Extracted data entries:
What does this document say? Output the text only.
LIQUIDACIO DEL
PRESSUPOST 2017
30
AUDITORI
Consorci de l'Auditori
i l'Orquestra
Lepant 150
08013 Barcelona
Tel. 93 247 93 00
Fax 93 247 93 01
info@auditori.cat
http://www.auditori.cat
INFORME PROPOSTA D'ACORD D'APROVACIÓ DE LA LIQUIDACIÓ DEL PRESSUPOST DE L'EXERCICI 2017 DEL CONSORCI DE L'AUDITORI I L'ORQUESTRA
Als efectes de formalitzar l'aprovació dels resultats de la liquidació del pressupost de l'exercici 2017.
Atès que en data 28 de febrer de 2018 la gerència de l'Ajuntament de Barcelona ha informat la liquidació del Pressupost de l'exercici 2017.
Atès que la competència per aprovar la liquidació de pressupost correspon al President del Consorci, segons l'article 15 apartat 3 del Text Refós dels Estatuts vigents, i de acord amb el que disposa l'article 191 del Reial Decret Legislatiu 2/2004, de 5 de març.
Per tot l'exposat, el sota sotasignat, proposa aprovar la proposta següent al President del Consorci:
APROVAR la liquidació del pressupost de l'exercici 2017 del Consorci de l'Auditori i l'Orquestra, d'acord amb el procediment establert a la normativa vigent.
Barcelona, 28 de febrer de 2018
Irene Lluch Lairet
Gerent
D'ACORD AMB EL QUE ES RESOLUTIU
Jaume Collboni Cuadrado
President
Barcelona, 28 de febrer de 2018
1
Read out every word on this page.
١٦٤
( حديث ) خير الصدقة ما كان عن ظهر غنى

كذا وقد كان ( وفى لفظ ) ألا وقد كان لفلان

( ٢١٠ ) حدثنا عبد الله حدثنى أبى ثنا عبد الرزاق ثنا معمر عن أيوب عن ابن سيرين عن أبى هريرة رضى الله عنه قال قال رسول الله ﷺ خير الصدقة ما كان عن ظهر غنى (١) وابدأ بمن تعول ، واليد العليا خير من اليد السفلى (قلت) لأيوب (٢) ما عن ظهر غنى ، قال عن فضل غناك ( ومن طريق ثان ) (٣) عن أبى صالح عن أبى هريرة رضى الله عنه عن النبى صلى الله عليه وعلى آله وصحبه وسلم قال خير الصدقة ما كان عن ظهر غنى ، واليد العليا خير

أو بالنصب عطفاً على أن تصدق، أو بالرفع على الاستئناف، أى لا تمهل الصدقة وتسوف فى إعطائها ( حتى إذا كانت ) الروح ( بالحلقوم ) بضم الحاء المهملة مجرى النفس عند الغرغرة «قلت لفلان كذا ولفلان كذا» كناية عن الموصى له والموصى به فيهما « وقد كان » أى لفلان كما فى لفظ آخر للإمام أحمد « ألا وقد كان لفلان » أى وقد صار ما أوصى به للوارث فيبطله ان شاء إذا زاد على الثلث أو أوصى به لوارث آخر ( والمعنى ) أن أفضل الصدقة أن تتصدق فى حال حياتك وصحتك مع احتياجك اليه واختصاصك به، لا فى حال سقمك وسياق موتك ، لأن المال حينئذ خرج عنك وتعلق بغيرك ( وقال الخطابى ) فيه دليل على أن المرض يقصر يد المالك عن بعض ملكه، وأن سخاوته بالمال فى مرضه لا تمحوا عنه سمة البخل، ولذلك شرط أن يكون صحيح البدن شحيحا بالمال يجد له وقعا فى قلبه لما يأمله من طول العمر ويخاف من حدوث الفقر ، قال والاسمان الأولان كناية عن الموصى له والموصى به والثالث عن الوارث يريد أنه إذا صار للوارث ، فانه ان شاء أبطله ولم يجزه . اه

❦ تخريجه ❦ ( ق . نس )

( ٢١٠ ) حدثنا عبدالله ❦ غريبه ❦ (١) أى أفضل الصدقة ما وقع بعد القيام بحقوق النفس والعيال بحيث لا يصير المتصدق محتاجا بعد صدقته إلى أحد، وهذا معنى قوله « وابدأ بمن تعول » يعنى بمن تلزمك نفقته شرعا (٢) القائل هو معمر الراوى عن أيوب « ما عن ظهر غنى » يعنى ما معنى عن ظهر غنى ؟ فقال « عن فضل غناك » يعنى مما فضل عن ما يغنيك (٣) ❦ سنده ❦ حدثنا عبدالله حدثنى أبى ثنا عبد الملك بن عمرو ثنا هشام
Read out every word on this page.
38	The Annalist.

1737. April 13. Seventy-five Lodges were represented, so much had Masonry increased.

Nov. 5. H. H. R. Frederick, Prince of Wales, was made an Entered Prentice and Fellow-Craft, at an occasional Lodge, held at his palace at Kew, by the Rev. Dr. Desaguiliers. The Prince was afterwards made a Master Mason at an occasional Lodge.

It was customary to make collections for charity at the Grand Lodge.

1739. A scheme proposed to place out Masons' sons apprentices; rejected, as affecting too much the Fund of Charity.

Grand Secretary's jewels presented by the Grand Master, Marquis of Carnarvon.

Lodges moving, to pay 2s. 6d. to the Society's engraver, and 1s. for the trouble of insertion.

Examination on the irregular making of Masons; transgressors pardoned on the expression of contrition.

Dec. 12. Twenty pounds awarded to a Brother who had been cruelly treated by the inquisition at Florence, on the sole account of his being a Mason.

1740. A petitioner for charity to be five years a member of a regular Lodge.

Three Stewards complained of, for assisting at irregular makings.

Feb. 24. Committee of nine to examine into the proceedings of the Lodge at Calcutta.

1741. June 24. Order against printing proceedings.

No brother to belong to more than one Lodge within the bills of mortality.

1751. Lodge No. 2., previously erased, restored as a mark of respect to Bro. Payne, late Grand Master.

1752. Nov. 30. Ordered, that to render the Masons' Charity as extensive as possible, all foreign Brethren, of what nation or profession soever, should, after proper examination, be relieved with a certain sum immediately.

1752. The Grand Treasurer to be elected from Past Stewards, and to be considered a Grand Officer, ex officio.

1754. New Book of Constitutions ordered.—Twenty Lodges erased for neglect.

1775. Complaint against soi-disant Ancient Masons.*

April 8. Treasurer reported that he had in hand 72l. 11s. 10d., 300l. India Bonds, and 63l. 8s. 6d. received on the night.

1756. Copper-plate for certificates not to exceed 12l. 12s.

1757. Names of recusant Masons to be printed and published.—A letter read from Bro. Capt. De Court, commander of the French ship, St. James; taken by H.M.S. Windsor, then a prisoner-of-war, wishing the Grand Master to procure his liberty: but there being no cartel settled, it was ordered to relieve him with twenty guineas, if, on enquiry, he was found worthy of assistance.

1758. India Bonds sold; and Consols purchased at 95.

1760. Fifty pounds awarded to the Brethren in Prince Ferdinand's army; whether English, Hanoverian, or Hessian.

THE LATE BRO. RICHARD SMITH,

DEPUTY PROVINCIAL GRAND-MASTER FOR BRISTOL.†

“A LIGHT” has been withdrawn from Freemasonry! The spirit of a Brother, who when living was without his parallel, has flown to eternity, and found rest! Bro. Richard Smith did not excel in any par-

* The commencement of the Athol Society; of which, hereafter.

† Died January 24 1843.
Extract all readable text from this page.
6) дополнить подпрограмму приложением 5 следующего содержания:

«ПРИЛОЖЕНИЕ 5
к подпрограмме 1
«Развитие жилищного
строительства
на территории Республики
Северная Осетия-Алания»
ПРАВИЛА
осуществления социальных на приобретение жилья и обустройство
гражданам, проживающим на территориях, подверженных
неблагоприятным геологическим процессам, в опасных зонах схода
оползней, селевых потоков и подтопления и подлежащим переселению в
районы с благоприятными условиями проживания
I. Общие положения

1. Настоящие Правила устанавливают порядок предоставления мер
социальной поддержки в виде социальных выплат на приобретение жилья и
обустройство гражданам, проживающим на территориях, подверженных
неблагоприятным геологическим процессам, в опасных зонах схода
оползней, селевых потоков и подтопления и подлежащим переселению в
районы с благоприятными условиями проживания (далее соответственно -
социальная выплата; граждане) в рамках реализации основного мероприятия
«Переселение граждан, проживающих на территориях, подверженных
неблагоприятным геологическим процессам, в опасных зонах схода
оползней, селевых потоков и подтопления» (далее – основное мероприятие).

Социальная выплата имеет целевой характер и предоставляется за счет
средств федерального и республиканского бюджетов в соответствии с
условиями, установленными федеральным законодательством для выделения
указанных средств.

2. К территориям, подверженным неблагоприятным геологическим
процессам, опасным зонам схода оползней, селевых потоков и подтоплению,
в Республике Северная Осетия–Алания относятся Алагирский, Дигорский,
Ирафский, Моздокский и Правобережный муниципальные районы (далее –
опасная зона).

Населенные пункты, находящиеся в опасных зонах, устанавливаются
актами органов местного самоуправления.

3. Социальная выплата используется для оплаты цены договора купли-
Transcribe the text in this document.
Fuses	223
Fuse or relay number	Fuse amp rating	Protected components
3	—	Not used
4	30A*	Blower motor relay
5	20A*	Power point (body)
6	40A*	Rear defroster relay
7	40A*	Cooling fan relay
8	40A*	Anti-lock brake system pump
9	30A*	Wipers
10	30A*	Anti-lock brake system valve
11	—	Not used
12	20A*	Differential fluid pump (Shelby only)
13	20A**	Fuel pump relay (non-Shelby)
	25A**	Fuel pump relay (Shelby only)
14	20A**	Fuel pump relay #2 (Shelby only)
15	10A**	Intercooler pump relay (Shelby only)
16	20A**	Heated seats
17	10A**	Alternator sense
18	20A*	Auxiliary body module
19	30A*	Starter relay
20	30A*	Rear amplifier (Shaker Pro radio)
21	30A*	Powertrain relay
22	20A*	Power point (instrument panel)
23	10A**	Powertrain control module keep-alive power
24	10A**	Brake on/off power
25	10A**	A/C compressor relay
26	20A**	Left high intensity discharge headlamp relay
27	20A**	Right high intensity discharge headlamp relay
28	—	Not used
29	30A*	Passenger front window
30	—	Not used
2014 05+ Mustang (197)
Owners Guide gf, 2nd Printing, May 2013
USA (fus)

» **Instructions to follow**:
Copy, from the material above, each line in which the string "условиями" occurs.

» **Solved exercise**:
районы с благоприятными условиями проживания
районы с благоприятными условиями проживания (далее соответственно -
условиями, установленными федеральным законодательством для выделения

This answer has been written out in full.